* The problem:
Are you able to quote each entry exactly as written?
= = = = =
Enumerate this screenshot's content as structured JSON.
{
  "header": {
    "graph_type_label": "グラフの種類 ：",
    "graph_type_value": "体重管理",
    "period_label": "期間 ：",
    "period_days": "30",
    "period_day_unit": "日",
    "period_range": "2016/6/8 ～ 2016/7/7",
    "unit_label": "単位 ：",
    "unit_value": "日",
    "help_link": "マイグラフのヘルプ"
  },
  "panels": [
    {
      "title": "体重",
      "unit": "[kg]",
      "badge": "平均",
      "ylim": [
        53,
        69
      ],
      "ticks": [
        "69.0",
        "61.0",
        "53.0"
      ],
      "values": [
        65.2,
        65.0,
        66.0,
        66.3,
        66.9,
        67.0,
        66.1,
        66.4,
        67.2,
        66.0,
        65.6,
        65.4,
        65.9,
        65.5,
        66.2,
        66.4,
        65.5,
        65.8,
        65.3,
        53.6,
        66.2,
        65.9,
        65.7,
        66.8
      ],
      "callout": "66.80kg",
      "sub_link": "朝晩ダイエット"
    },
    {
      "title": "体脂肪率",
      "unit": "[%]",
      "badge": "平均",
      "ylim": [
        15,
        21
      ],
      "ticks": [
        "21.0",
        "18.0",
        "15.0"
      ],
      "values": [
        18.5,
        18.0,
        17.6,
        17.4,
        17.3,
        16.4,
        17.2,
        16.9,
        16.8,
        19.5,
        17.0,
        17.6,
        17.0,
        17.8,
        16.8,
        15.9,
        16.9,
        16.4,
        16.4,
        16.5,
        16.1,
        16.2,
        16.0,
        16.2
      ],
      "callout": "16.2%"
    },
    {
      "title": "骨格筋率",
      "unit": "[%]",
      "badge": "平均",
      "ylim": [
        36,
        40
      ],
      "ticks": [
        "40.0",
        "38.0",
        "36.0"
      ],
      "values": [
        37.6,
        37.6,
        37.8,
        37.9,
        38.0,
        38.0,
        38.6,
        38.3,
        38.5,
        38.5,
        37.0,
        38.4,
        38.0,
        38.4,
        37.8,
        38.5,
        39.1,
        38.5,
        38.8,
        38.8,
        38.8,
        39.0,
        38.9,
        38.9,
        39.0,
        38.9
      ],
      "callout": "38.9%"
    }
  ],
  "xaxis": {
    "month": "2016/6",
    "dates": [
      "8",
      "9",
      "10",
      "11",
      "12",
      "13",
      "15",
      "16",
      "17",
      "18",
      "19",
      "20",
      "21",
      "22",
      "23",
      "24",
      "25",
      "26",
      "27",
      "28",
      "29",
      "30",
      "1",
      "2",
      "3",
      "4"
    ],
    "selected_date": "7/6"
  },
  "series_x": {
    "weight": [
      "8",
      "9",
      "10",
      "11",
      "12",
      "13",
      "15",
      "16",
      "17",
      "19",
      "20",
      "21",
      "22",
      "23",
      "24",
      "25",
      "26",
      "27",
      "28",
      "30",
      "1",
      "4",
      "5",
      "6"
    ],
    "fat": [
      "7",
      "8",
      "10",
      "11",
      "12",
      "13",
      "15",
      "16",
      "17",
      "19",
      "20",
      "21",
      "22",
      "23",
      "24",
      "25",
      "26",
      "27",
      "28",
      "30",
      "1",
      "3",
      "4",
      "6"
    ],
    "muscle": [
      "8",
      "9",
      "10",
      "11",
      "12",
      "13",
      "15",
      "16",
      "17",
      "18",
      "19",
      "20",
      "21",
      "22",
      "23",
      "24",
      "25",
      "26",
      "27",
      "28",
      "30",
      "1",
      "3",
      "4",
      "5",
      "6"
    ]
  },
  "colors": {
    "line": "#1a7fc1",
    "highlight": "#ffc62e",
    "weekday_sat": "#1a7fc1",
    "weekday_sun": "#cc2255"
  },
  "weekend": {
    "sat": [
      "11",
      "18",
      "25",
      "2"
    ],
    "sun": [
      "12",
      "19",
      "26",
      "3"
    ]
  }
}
= = = = =
* Answer to this task:
Enumerate this screenshot's content as structured JSON.
{
  "header": {
    "graph_type_label": "グラフの種類 ：",
    "graph_type_value": "体重管理",
    "period_label": "期間 ：",
    "period_days": "30",
    "period_day_unit": "日",
    "period_range": "2016/6/8 ～ 2016/7/7",
    "unit_label": "単位 ：",
    "unit_value": "日",
    "help_link": "マイグラフのヘルプ"
  },
  "panels": [
    {
      "title": "体重",
      "unit": "[kg]",
      "badge": "平均",
      "ylim": [
        53,
        69
      ],
      "ticks": [
        "69.0",
        "61.0",
        "53.0"
      ],
      "values": [
        65.2,
        65.0,
        66.0,
        66.3,
        66.9,
        67.0,
        66.1,
        66.4,
        67.2,
        66.0,
        65.6,
        65.4,
        65.9,
        65.5,
        66.2,
        66.4,
        65.5,
        65.8,
        65.3,
        53.6,
        66.2,
        65.9,
        65.7,
        66.8
      ],
      "callout": "66.80kg",
      "sub_link": "朝晩ダイエット"
    },
    {
      "title": "体脂肪率",
      "unit": "[%]",
      "badge": "平均",
      "ylim": [
        15,
        21
      ],
      "ticks": [
        "21.0",
        "18.0",
        "15.0"
      ],
      "values": [
        18.5,
        18.0,
        17.6,
        17.4,
        17.3,
        16.4,
        17.2,
        16.9,
        16.8,
        19.5,
        17.0,
        17.6,
        17.0,
        17.8,
        16.8,
        15.9,
        16.9,
        16.4,
        16.4,
        16.5,
        16.1,
        16.2,
        16.0,
        16.2
      ],
      "callout": "16.2%"
    },
    {
      "title": "骨格筋率",
      "unit": "[%]",
      "badge": "平均",
      "ylim": [
        36,
        40
      ],
      "ticks": [
        "40.0",
        "38.0",
        "36.0"
      ],
      "values": [
        37.6,
        37.6,
        37.8,
        37.9,
        38.0,
        38.0,
        38.6,
        38.3,
        38.5,
        38.5,
        37.0,
        38.4,
        38.0,
        38.4,
        37.8,
        38.5,
        39.1,
        38.5,
        38.8,
        38.8,
        38.8,
        39.0,
        38.9,
        38.9,
        39.0,
        38.9
      ],
      "callout": "38.9%"
    }
  ],
  "xaxis": {
    "month": "2016/6",
    "dates": [
      "8",
      "9",
      "10",
      "11",
      "12",
      "13",
      "15",
      "16",
      "17",
      "18",
      "19",
      "20",
      "21",
      "22",
      "23",
      "24",
      "25",
      "26",
      "27",
      "28",
      "29",
      "30",
      "1",
      "2",
      "3",
      "4"
    ],
    "selected_date": "7/6"
  },
  "series_x": {
    "weight": [
      "8",
      "9",
      "10",
      "11",
      "12",
      "13",
      "15",
      "16",
      "17",
      "19",
      "20",
      "21",
      "22",
      "23",
      "24",
      "25",
      "26",
      "27",
      "28",
      "30",
      "1",
      "4",
      "5",
      "6"
    ],
    "fat": [
      "7",
      "8",
      "10",
      "11",
      "12",
      "13",
      "15",
      "16",
      "17",
      "19",
      "20",
      "21",
      "22",
      "23",
      "24",
      "25",
      "26",
      "27",
      "28",
      "30",
      "1",
      "3",
      "4",
      "6"
    ],
    "muscle": [
      "8",
      "9",
      "10",
      "11",
      "12",
      "13",
      "15",
      "16",
      "17",
      "18",
      "19",
      "20",
      "21",
      "22",
      "23",
      "24",
      "25",
      "26",
      "27",
      "28",
      "30",
      "1",
      "3",
      "4",
      "5",
      "6"
    ]
  },
  "colors": {
    "line": "#1a7fc1",
    "highlight": "#ffc62e",
    "weekday_sat": "#1a7fc1",
    "weekday_sun": "#cc2255"
  },
  "weekend": {
    "sat": [
      "11",
      "18",
      "25",
      "2"
    ],
    "sun": [
      "12",
      "19",
      "26",
      "3"
    ]
  }
}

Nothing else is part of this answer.